→ **Actividades**
[A] Según el fragmento sobre la Toma de Zacatecas, ¿hacia dónde se dirigían los cerca de tres mil hombres cuya salida protegían los últimos tiroteos?
[B] ¿Concuerdan con el fragmento sobre la Toma de Zacatecas estas afirmaciones? Responde sí o no a cada una y cita las palabras del fragmento que lo deciden. (i) Existe un inventario humano fidedigno de la batalla. (ii) Fue Natera quien terminó la batalla. (iii) La gente abría sus casas a los coroneles federales que ofrecían billetes.

→ **Texto proporcionado**
↓

El 23 de junio a las 12 del día, la ciudad parecía un árbol de Navidad, con luces que se encendían y apagaban de un lado o de otro con rapidez, y que no eran sino los cañones de artillería lanzando su pólvora seguida de explosiones muy fuertes y grandes polvaredas rojas y plomizas que se extendían circularmente a varios kilómetros de su eje. Desde el camino de las diligencias de Jerez por un lado y hacia Calera por el otro, la batalla estaba en su apogeo, sin tregua.

La ciudad era un desconcierto de balas perdidas, de un lado a otro, de manera interminable y peligrosa para quienes habían tenido que ser testigos y anfitriones de estos cruentos combates en los que se decidía el futuro de la Patria. . La batalla dejó prácticamente sordos a quienes estuvieron en medio de ella: tal era la fiereza con que 35 mil personas de uno y otro bando luchaban por sus vidas y por sus posiciones, según versiones populares, porque los atacantes no eran contados y tampoco los atacados. No hay inventario humano fidedigno de la batalla. Pero poco a poco, al caer la tarde, empezó a verse claramente que eran Villa y Ángeles los dueños del triunfo. Poco a poco las tropas federales empezaron a caer o a abandonar sus posiciones en los cerros y la lucha se fue centrando en los barrios de la ciudad. Hasta los heridos en las escuelas habilitadas como hospitales, comenzaron a sentir pavor por los rumores que corrían con mayor fuerza cada vez: llegaba la División del Norte. Tenían miedo de ser rematados allí mismo y, como podían, trataban de abandonar sus camas y de huir hacia nuevos refugios.

Cuando caía la tarde se dio un curioso fenómeno repetido algunas veces en distintos puntos de la ciudad: coroneles federales lo sabían todo perdido y tocaban en las casas ofreciendo puñados de billetes por ser ocultados. La gente no quería abrirles por miedo a ser considerados traidores por los Villistas y porque empezaban a comprender que, si la batalla estaba perdida para los federales, los billetes de bancos no tendrían ningún valor a la mañana siguiente, cuando la División del Norte se hubiera posesionado de la ciudad de Zacatecas toda.

La batalla la terminó Natera, algunos dicen que con crueldad, ¡pero qué otra cosa sino cruel es la guerra! Lo hizo cuando se dio cuenta de que los federales que aun estaban agrupados, pretendían huir desde el Cerro de La Bufa, por la falda de la montaña del lado del crestón Chino. De forma incontenible trataban de alcanzar la carretera de la Villa de Guadalupe para dirigirse hacia el sur. Su intención era pedir refuerzos y reagruparse. Natera lo impidió cazándolos con ametralladoras, fusiles y otras armas de fuego. El camino quedó sembrado de cadáveres, al igual que el resto de la ciudad. La Toma de Zacatecas había terminado.

¡Viva Villa! Comenzó a oírse repetidamente en las calles desiertas, entre gritos, disparos al aire y la entrada de hombres a caballo. Los federales que quedaban se batían en retirada desde el centro de la ciudad, donde se habían acuartelado al final. Allí se escuchaban los últimos tiroteos que protegían la salida de cerca de tres mil hombres con rumbo a Aguascalientes, mientras los zacatecanos escuchaban a la distancia, encerrados en sus casas, los clarines que ordenaban el cese al fuego.

↑

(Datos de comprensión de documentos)

↓

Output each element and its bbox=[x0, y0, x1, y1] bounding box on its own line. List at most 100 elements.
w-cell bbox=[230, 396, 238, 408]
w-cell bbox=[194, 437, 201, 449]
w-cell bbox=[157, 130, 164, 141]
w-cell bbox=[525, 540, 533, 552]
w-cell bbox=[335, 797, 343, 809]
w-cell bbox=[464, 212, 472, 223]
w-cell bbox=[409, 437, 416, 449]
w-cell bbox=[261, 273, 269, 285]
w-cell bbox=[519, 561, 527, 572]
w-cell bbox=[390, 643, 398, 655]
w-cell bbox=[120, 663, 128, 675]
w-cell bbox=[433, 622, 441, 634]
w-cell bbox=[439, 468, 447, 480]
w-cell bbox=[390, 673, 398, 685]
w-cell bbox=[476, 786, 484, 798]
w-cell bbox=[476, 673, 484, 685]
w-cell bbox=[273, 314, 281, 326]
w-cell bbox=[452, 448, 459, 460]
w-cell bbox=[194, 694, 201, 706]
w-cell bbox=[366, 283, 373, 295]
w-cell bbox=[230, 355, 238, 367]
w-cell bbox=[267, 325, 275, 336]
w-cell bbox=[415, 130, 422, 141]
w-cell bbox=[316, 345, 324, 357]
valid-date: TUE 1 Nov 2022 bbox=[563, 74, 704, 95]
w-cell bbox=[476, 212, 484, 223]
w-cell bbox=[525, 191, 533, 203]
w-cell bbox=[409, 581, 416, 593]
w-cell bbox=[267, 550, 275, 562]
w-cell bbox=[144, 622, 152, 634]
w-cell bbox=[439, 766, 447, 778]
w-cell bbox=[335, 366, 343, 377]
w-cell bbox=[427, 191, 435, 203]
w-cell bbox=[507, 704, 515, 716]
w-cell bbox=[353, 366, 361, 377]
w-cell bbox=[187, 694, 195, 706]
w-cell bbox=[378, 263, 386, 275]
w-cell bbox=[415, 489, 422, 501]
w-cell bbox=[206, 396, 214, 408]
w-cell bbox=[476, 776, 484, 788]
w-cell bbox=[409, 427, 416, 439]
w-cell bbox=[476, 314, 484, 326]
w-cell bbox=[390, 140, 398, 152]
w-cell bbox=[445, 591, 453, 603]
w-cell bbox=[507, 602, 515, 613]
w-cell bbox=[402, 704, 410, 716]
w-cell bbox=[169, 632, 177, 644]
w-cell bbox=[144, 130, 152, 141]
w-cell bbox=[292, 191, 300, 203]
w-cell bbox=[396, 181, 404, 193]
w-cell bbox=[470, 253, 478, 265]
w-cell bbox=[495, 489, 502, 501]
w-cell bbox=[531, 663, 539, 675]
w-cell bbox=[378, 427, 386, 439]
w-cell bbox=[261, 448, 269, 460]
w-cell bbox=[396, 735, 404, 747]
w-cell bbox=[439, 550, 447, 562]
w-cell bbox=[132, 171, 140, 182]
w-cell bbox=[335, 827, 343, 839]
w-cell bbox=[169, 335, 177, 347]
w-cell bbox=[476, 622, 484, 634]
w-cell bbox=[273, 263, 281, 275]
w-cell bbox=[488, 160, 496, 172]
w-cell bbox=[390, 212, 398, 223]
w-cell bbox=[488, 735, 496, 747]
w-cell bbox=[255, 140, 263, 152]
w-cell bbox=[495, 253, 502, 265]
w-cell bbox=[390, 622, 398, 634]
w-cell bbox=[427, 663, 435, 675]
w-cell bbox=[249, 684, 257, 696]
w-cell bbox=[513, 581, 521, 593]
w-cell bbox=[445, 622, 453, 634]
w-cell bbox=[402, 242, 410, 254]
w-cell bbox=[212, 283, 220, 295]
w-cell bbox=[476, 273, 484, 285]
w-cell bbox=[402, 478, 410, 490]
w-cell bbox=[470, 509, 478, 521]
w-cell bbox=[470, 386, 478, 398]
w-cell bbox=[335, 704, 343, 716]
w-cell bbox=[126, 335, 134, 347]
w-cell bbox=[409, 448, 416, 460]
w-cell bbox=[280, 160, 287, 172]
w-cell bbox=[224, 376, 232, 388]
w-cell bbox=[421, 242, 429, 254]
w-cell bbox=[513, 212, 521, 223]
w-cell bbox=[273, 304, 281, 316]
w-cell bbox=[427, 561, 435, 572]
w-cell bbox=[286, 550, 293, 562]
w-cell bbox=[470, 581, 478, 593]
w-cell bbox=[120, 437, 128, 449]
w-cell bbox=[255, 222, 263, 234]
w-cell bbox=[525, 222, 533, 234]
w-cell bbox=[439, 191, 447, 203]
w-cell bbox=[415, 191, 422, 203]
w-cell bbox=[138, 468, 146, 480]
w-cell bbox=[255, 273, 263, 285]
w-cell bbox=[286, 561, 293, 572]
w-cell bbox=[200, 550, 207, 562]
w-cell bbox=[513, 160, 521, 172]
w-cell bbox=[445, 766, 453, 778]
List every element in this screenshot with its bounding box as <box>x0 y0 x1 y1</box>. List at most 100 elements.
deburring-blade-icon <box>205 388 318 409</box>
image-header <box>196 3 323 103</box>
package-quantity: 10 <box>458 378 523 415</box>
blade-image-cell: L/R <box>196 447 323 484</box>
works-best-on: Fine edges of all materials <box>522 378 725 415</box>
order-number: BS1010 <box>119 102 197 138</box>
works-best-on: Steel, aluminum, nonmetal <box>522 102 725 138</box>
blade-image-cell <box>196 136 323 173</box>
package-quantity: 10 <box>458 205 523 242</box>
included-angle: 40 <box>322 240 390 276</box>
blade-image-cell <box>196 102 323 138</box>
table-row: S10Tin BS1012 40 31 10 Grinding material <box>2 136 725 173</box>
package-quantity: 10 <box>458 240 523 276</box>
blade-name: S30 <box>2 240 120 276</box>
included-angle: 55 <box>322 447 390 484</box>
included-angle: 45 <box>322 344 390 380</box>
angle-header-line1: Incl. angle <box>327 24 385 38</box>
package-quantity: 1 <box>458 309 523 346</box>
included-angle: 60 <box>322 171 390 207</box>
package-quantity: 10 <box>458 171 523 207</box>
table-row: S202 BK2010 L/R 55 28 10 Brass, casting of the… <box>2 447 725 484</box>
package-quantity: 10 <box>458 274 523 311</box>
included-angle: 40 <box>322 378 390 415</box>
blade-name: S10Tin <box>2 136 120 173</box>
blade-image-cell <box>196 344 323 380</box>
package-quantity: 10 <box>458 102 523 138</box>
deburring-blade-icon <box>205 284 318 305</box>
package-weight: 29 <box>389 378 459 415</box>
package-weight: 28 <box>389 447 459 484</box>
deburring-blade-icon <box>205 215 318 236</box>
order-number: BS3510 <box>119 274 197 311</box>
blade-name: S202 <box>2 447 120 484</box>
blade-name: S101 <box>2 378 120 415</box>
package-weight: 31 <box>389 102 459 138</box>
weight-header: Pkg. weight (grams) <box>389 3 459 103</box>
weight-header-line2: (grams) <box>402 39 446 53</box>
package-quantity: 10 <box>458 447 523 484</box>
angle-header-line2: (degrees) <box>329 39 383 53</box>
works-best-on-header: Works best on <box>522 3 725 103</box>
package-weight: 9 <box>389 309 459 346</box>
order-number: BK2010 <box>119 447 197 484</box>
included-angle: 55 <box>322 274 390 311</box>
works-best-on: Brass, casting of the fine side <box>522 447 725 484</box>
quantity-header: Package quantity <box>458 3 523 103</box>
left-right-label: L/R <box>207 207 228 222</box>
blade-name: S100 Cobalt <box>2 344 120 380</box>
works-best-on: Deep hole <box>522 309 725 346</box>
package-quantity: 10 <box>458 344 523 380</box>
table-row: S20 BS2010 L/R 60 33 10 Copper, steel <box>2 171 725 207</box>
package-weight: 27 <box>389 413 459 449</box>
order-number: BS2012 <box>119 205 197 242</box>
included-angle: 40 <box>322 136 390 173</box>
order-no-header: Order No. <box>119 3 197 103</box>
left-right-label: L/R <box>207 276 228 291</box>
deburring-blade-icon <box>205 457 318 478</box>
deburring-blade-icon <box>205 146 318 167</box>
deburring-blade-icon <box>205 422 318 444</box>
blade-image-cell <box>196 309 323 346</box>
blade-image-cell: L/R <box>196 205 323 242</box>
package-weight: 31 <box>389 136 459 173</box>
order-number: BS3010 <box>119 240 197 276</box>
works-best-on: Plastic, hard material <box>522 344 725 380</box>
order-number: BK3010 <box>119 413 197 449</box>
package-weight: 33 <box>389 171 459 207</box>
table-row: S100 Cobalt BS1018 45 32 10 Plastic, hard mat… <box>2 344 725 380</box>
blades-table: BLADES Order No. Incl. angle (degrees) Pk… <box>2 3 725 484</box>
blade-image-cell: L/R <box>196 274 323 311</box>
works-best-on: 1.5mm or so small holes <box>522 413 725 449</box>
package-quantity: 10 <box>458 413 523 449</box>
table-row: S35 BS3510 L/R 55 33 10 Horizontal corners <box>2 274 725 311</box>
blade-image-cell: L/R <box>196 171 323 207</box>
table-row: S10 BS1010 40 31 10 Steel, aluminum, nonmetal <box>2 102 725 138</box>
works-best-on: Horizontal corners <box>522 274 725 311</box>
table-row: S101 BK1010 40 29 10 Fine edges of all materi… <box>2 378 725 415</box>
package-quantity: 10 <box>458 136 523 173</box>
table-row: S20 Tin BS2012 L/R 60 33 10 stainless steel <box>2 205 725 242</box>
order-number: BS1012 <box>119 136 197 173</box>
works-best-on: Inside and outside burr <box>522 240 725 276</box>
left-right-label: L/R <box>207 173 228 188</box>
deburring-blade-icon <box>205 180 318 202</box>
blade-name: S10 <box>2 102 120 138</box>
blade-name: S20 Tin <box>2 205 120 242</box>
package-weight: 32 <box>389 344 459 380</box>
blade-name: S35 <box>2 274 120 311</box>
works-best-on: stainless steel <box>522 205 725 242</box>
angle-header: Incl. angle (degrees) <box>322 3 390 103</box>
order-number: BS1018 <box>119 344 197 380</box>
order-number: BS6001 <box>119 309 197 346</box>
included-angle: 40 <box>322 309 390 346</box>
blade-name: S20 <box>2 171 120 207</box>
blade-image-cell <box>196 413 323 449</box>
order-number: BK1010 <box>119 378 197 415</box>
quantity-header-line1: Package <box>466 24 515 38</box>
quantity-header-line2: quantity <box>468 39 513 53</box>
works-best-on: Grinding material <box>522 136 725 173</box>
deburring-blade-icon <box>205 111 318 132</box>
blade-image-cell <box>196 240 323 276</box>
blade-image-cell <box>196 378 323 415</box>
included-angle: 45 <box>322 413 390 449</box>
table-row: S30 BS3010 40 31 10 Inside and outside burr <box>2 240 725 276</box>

↑

→ **Soluciones**
[A] Hacia Aguascalientes.

[B]
(i) No: "No hay inventario humano fidedigno de la batalla."
(ii) Sí: "La batalla la terminó Natera".
(iii) No: "La gente no quería abrirles".